__Problem to solve__: Pick out the lines below that include the string "digit".

__Data__:

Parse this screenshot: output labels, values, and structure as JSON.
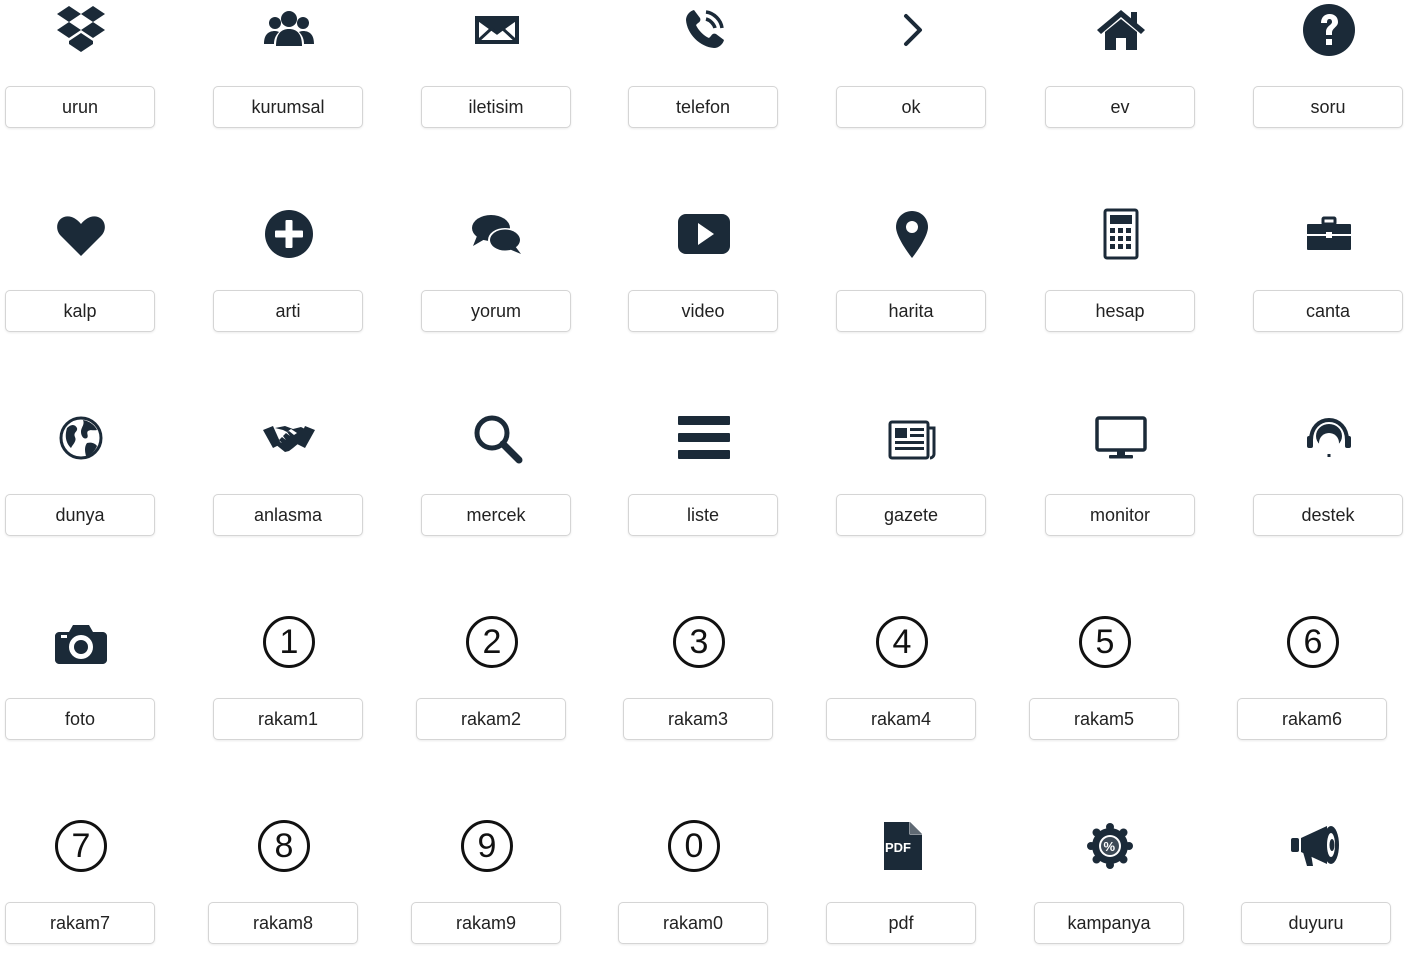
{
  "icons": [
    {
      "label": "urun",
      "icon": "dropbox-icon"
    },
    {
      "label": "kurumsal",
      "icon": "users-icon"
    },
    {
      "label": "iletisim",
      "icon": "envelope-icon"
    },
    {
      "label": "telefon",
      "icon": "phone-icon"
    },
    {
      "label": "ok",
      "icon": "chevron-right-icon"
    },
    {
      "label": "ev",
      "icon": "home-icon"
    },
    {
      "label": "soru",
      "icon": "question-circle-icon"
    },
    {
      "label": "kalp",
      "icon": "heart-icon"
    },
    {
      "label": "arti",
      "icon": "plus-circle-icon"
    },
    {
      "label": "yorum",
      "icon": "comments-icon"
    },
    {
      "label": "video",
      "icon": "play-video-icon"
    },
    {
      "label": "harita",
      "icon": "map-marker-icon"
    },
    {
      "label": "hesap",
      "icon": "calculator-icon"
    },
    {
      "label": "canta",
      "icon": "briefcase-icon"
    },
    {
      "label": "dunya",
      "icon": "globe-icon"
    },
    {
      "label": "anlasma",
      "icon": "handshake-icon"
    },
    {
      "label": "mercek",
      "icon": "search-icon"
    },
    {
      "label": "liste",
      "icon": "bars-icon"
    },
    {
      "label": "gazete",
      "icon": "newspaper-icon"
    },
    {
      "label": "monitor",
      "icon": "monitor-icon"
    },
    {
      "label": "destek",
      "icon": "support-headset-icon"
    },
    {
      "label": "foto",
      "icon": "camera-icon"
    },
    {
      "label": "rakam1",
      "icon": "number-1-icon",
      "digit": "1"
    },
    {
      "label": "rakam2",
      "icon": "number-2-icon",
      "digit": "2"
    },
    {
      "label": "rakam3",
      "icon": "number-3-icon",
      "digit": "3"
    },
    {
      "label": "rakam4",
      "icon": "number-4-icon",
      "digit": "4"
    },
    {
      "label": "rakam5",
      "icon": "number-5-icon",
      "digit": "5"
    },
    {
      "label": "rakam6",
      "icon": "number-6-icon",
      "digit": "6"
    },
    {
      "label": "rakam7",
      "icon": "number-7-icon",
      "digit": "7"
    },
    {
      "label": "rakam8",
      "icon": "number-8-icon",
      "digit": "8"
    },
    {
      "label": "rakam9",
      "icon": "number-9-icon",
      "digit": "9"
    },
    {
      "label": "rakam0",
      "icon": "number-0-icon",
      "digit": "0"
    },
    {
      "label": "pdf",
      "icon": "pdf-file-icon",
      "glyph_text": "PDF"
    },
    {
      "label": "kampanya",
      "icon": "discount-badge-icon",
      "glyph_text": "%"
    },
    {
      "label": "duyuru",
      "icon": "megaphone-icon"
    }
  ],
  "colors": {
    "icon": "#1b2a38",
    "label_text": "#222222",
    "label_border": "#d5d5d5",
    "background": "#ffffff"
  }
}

__Response to the task__:
      "digit": "1"
      "digit": "2"
      "digit": "3"
      "digit": "4"
      "digit": "5"
      "digit": "6"
      "digit": "7"
      "digit": "8"
      "digit": "9"
      "digit": "0"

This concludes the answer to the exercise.